# [Data entries]
*-*-*
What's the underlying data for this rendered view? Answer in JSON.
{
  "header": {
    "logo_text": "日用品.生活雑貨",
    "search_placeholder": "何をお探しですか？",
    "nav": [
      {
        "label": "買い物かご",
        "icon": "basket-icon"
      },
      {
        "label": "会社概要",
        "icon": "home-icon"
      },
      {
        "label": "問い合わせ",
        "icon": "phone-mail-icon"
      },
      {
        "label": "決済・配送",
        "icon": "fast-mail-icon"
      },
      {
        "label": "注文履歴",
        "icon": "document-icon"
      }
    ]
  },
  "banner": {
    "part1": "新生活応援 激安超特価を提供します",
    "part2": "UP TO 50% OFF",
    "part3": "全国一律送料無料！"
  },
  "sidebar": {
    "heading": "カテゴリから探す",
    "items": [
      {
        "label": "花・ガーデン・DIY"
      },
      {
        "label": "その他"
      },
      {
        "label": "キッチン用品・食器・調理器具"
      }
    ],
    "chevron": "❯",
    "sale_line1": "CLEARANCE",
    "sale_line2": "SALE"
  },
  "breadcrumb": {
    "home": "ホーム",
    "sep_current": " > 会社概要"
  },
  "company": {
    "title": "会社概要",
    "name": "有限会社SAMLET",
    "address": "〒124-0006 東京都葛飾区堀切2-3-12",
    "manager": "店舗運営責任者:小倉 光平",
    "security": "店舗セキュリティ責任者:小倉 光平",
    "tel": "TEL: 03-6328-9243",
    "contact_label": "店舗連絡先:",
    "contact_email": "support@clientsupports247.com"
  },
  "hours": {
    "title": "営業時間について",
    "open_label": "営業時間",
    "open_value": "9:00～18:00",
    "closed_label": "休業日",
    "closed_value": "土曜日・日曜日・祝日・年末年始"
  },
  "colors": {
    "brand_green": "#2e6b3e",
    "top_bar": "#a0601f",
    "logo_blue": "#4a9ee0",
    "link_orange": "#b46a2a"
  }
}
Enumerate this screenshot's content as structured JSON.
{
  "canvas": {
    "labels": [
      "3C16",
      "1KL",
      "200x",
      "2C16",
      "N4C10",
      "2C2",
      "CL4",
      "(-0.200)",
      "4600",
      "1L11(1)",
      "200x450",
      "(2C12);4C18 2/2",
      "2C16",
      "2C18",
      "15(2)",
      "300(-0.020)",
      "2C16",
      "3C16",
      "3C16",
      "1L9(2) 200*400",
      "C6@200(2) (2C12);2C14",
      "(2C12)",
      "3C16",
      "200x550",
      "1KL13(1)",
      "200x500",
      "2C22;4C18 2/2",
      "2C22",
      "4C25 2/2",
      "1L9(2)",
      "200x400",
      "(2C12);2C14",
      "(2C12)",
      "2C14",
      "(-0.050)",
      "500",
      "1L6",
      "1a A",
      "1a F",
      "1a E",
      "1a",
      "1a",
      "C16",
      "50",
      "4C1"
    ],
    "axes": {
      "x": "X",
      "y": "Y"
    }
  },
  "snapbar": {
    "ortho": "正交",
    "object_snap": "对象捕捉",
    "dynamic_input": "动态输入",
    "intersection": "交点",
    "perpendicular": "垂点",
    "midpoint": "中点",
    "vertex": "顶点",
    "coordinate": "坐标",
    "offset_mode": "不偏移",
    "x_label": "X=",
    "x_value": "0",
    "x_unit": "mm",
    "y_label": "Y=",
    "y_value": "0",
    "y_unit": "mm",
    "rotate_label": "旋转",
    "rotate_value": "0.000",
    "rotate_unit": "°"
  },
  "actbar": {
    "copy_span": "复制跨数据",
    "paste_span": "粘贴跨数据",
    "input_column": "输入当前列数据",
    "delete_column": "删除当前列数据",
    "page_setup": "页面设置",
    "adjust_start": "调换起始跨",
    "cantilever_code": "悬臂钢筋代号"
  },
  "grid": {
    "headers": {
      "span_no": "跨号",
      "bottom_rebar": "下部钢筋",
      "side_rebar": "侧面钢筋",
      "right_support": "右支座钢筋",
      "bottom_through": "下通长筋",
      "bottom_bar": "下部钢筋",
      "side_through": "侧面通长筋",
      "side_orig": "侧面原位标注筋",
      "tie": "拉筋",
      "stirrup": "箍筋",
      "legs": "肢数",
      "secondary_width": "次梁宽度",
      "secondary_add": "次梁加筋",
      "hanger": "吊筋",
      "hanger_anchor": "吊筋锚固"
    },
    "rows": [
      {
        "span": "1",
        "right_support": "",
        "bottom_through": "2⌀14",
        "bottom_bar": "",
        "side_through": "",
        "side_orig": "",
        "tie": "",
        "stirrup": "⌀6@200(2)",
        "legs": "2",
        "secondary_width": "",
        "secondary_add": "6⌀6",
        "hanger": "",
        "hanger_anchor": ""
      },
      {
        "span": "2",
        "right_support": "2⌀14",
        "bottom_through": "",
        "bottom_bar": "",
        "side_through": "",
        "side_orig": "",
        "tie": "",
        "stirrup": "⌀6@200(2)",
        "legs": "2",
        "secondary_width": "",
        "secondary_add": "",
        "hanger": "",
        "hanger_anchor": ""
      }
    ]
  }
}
*-*-*
# [Problem to solve]
Type out the full listing again, exactly as given.

# [Written answer]
What's the underlying data for this rendered view? Answer in JSON.
{
  "header": {
    "logo_text": "日用品.生活雑貨",
    "search_placeholder": "何をお探しですか？",
    "nav": [
      {
        "label": "買い物かご",
        "icon": "basket-icon"
      },
      {
        "label": "会社概要",
        "icon": "home-icon"
      },
      {
        "label": "問い合わせ",
        "icon": "phone-mail-icon"
      },
      {
        "label": "決済・配送",
        "icon": "fast-mail-icon"
      },
      {
        "label": "注文履歴",
        "icon": "document-icon"
      }
    ]
  },
  "banner": {
    "part1": "新生活応援 激安超特価を提供します",
    "part2": "UP TO 50% OFF",
    "part3": "全国一律送料無料！"
  },
  "sidebar": {
    "heading": "カテゴリから探す",
    "items": [
      {
        "label": "花・ガーデン・DIY"
      },
      {
        "label": "その他"
      },
      {
        "label": "キッチン用品・食器・調理器具"
      }
    ],
    "chevron": "❯",
    "sale_line1": "CLEARANCE",
    "sale_line2": "SALE"
  },
  "breadcrumb": {
    "home": "ホーム",
    "sep_current": " > 会社概要"
  },
  "company": {
    "title": "会社概要",
    "name": "有限会社SAMLET",
    "address": "〒124-0006 東京都葛飾区堀切2-3-12",
    "manager": "店舗運営責任者:小倉 光平",
    "security": "店舗セキュリティ責任者:小倉 光平",
    "tel": "TEL: 03-6328-9243",
    "contact_label": "店舗連絡先:",
    "contact_email": "support@clientsupports247.com"
  },
  "hours": {
    "title": "営業時間について",
    "open_label": "営業時間",
    "open_value": "9:00～18:00",
    "closed_label": "休業日",
    "closed_value": "土曜日・日曜日・祝日・年末年始"
  },
  "colors": {
    "brand_green": "#2e6b3e",
    "top_bar": "#a0601f",
    "logo_blue": "#4a9ee0",
    "link_orange": "#b46a2a"
  }
}
Enumerate this screenshot's content as structured JSON.
{
  "canvas": {
    "labels": [
      "3C16",
      "1KL",
      "200x",
      "2C16",
      "N4C10",
      "2C2",
      "CL4",
      "(-0.200)",
      "4600",
      "1L11(1)",
      "200x450",
      "(2C12);4C18 2/2",
      "2C16",
      "2C18",
      "15(2)",
      "300(-0.020)",
      "2C16",
      "3C16",
      "3C16",
      "1L9(2) 200*400",
      "C6@200(2) (2C12);2C14",
      "(2C12)",
      "3C16",
      "200x550",
      "1KL13(1)",
      "200x500",
      "2C22;4C18 2/2",
      "2C22",
      "4C25 2/2",
      "1L9(2)",
      "200x400",
      "(2C12);2C14",
      "(2C12)",
      "2C14",
      "(-0.050)",
      "500",
      "1L6",
      "1a A",
      "1a F",
      "1a E",
      "1a",
      "1a",
      "C16",
      "50",
      "4C1"
    ],
    "axes": {
      "x": "X",
      "y": "Y"
    }
  },
  "snapbar": {
    "ortho": "正交",
    "object_snap": "对象捕捉",
    "dynamic_input": "动态输入",
    "intersection": "交点",
    "perpendicular": "垂点",
    "midpoint": "中点",
    "vertex": "顶点",
    "coordinate": "坐标",
    "offset_mode": "不偏移",
    "x_label": "X=",
    "x_value": "0",
    "x_unit": "mm",
    "y_label": "Y=",
    "y_value": "0",
    "y_unit": "mm",
    "rotate_label": "旋转",
    "rotate_value": "0.000",
    "rotate_unit": "°"
  },
  "actbar": {
    "copy_span": "复制跨数据",
    "paste_span": "粘贴跨数据",
    "input_column": "输入当前列数据",
    "delete_column": "删除当前列数据",
    "page_setup": "页面设置",
    "adjust_start": "调换起始跨",
    "cantilever_code": "悬臂钢筋代号"
  },
  "grid": {
    "headers": {
      "span_no": "跨号",
      "bottom_rebar": "下部钢筋",
      "side_rebar": "侧面钢筋",
      "right_support": "右支座钢筋",
      "bottom_through": "下通长筋",
      "bottom_bar": "下部钢筋",
      "side_through": "侧面通长筋",
      "side_orig": "侧面原位标注筋",
      "tie": "拉筋",
      "stirrup": "箍筋",
      "legs": "肢数",
      "secondary_width": "次梁宽度",
      "secondary_add": "次梁加筋",
      "hanger": "吊筋",
      "hanger_anchor": "吊筋锚固"
    },
    "rows": [
      {
        "span": "1",
        "right_support": "",
        "bottom_through": "2⌀14",
        "bottom_bar": "",
        "side_through": "",
        "side_orig": "",
        "tie": "",
        "stirrup": "⌀6@200(2)",
        "legs": "2",
        "secondary_width": "",
        "secondary_add": "6⌀6",
        "hanger": "",
        "hanger_anchor": ""
      },
      {
        "span": "2",
        "right_support": "2⌀14",
        "bottom_through": "",
        "bottom_bar": "",
        "side_through": "",
        "side_orig": "",
        "tie": "",
        "stirrup": "⌀6@200(2)",
        "legs": "2",
        "secondary_width": "",
        "secondary_add": "",
        "hanger": "",
        "hanger_anchor": ""
      }
    ]
  }
}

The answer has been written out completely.